## Task to carry out:
Among the lines below, how many carry the string "screenshot"? Reply with a number and nothing else.
-- start Records to use --
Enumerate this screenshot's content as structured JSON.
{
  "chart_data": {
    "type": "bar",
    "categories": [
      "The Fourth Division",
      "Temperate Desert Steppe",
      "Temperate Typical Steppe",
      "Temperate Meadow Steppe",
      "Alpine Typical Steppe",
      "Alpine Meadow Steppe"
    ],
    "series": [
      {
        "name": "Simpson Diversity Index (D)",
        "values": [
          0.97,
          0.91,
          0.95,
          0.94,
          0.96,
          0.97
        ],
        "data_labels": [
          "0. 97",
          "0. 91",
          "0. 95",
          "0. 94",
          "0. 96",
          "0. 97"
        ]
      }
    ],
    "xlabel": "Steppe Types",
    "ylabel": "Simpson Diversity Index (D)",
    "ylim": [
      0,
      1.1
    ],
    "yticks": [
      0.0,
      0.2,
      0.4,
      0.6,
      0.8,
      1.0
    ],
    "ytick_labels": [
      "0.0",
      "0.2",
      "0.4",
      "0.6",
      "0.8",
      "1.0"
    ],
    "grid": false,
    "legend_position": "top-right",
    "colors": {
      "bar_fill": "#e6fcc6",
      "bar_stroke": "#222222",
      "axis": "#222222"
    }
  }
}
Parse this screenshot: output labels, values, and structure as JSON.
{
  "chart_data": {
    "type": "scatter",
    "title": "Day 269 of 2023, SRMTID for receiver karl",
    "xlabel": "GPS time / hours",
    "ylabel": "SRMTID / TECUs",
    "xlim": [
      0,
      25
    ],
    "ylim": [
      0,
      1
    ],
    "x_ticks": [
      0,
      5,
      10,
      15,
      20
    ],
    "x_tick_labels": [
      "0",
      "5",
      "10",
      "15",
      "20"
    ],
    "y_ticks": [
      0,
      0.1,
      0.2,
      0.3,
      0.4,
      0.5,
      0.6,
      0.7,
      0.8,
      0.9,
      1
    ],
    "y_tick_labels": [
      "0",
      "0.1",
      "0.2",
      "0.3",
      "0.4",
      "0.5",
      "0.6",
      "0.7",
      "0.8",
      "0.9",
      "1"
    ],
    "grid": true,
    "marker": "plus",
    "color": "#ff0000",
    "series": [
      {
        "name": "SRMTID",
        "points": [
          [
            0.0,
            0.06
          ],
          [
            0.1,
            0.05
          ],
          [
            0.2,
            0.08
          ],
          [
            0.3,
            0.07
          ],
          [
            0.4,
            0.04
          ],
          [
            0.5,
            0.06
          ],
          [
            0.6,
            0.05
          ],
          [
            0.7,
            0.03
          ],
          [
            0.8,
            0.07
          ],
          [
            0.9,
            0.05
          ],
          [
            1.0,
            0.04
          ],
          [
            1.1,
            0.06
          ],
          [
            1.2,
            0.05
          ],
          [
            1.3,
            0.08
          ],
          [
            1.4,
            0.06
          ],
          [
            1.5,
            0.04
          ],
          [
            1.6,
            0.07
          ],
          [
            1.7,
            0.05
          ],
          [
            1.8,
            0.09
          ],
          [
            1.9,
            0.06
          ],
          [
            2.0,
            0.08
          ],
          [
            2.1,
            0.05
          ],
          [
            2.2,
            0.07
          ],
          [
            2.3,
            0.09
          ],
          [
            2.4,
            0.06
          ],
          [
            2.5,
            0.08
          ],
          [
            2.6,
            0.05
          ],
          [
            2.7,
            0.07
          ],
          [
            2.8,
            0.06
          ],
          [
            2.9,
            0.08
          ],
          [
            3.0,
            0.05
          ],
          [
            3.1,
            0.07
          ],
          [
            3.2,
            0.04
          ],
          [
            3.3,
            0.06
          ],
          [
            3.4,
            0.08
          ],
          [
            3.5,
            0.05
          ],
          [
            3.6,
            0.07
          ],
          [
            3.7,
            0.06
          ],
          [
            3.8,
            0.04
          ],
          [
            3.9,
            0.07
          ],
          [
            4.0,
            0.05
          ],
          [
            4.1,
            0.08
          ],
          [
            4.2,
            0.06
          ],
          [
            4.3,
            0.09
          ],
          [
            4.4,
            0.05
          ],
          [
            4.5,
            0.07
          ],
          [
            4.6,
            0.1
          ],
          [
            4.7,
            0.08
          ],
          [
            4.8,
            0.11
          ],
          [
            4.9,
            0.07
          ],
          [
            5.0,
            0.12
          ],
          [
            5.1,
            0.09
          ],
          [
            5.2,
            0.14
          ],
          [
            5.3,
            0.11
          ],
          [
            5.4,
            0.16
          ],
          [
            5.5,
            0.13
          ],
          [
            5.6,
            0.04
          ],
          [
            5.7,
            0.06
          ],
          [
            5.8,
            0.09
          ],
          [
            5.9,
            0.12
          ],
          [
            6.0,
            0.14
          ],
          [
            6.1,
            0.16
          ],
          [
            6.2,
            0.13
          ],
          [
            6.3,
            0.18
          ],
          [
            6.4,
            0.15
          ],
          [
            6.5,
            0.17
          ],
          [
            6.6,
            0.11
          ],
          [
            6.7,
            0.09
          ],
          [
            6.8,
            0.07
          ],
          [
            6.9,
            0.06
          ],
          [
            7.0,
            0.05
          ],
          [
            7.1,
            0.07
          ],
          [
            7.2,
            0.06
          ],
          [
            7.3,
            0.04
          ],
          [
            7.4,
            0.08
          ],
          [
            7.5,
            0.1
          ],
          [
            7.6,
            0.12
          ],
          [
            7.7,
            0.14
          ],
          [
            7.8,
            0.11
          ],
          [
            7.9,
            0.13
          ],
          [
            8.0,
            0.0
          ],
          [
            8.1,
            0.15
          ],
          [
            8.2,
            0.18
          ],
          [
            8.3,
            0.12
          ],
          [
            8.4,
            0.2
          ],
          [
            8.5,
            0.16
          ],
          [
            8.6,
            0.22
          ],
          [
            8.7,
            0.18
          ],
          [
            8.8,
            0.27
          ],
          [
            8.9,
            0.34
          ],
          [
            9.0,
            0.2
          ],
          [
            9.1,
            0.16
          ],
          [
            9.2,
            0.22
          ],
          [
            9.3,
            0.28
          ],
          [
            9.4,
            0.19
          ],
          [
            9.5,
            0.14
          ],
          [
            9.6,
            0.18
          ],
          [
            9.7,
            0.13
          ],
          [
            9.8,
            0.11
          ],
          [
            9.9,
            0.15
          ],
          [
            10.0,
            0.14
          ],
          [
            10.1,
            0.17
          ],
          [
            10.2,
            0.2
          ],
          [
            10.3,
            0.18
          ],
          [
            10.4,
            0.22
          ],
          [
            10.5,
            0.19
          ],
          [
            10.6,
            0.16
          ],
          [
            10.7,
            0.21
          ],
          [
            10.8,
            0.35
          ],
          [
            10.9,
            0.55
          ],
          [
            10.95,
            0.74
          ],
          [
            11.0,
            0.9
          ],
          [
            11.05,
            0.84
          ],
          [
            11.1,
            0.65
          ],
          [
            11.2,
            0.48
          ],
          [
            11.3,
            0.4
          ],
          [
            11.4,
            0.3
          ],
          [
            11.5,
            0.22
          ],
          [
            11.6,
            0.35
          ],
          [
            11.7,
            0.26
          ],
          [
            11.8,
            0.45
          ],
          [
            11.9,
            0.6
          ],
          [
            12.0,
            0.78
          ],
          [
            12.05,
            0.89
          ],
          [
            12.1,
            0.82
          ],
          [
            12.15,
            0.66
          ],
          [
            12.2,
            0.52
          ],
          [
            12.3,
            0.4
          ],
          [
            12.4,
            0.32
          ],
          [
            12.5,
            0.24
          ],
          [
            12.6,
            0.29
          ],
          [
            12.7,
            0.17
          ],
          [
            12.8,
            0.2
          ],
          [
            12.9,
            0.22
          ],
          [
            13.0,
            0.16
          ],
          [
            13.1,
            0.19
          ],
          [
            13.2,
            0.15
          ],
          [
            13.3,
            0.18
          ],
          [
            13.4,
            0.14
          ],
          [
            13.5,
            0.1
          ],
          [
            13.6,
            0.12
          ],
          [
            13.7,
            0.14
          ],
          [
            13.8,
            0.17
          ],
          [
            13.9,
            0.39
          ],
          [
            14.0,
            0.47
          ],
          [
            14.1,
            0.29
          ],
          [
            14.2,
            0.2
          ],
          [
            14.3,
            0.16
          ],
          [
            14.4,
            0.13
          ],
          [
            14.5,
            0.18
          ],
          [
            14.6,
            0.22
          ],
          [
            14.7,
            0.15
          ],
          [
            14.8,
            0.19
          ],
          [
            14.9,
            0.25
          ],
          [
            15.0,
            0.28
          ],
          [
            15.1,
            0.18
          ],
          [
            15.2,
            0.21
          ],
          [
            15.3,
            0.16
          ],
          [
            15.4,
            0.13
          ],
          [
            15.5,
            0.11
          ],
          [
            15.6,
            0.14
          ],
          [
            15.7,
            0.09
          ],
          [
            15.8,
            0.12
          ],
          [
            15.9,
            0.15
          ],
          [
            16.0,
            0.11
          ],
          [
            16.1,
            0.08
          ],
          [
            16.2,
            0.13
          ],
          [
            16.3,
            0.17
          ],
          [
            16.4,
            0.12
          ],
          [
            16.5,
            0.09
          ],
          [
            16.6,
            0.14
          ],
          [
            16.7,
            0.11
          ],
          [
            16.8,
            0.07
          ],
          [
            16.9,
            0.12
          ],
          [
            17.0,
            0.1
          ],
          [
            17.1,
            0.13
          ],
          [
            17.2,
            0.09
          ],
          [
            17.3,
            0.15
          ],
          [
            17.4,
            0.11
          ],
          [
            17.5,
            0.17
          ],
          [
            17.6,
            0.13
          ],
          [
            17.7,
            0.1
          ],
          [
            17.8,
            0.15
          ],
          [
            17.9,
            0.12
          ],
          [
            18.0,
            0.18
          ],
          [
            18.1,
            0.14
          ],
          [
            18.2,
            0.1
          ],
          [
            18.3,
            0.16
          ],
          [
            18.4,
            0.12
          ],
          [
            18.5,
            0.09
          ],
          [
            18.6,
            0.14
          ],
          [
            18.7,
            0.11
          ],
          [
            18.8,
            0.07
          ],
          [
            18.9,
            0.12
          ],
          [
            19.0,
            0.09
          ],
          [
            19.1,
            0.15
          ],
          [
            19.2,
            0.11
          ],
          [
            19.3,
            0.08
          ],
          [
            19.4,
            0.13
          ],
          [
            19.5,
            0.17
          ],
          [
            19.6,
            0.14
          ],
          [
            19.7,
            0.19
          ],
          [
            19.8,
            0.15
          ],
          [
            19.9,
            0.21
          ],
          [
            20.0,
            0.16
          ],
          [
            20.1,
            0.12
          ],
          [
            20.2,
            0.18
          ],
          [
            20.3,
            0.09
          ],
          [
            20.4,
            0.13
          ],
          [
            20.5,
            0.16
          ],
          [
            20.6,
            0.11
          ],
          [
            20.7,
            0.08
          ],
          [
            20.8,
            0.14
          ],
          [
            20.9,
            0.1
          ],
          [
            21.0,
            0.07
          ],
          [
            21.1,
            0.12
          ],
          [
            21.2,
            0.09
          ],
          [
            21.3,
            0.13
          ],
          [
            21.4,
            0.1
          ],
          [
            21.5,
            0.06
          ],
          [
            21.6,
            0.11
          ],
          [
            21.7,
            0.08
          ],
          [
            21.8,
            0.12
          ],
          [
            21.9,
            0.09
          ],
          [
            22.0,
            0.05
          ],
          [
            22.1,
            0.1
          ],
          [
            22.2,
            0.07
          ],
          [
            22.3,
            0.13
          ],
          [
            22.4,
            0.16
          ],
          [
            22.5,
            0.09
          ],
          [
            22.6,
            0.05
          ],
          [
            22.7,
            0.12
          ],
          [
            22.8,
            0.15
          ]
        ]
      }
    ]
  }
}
-- end Records to use --
## Result below:
2